» WRITTEN TASK
From the entries below, copy every line that holds the word "mulheres".

/---

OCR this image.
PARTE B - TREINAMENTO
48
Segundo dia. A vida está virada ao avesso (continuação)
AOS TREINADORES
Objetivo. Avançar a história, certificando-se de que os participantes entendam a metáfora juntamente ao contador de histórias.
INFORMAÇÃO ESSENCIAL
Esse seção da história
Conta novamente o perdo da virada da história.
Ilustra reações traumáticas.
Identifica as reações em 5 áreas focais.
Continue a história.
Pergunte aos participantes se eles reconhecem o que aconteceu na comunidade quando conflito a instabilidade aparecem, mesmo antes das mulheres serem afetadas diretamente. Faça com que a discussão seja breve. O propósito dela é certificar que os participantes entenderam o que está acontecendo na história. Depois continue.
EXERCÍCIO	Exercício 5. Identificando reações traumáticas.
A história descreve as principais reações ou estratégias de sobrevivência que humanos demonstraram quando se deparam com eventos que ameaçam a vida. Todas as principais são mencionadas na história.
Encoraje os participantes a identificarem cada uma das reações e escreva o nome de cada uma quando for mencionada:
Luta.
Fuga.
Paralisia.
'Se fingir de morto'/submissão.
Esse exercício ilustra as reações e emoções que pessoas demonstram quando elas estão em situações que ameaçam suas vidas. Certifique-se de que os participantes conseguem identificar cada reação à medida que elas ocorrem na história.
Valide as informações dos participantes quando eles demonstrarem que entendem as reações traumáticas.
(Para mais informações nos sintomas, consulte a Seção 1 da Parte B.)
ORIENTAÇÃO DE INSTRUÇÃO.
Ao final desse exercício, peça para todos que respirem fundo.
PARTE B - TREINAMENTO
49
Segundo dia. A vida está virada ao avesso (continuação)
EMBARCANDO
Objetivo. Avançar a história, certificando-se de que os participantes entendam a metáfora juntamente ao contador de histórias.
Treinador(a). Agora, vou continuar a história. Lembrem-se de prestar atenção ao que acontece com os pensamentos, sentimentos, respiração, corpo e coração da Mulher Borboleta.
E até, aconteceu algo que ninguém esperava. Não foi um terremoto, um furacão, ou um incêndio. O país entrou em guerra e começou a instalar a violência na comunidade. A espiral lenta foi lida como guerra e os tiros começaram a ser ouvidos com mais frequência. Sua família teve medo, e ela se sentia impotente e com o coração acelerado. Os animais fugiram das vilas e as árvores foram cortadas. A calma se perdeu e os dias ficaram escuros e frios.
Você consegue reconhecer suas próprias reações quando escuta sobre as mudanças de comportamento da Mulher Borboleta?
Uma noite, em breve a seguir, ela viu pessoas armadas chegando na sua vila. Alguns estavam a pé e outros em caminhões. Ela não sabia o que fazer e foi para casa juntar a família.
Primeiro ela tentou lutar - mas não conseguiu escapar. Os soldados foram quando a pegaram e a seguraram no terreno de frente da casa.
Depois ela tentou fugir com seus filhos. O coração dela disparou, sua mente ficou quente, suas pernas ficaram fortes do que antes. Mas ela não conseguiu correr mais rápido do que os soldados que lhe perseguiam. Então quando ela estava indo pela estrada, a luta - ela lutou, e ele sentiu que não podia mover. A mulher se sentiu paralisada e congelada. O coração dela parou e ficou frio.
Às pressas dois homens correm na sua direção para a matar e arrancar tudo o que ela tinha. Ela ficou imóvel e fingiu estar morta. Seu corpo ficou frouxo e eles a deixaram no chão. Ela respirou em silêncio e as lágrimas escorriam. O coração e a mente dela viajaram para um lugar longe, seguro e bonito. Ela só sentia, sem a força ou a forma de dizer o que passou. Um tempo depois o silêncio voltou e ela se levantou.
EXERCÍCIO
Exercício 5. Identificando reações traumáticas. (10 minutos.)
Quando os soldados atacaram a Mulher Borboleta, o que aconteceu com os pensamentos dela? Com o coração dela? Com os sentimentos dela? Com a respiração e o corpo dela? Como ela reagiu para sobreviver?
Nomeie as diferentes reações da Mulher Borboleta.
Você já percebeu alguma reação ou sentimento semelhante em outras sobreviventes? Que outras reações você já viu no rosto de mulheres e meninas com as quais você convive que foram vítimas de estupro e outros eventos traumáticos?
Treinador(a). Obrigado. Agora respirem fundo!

\---

» COMPLETED TASK
Pergunte aos participantes se eles reconhecem o que aconteceu na comunidade quando conflito a instabilidade aparecem, mesmo antes das mulheres serem afetadas diretamente. Faça com que a discussão seja breve. O propósito dela é certificar que os participantes entenderam o que está acontecendo na história. Depois continue.
Você já percebeu alguma reação ou sentimento semelhante em outras sobreviventes? Que outras reações você já viu no rosto de mulheres e meninas com as quais você convive que foram vítimas de estupro e outros eventos traumáticos?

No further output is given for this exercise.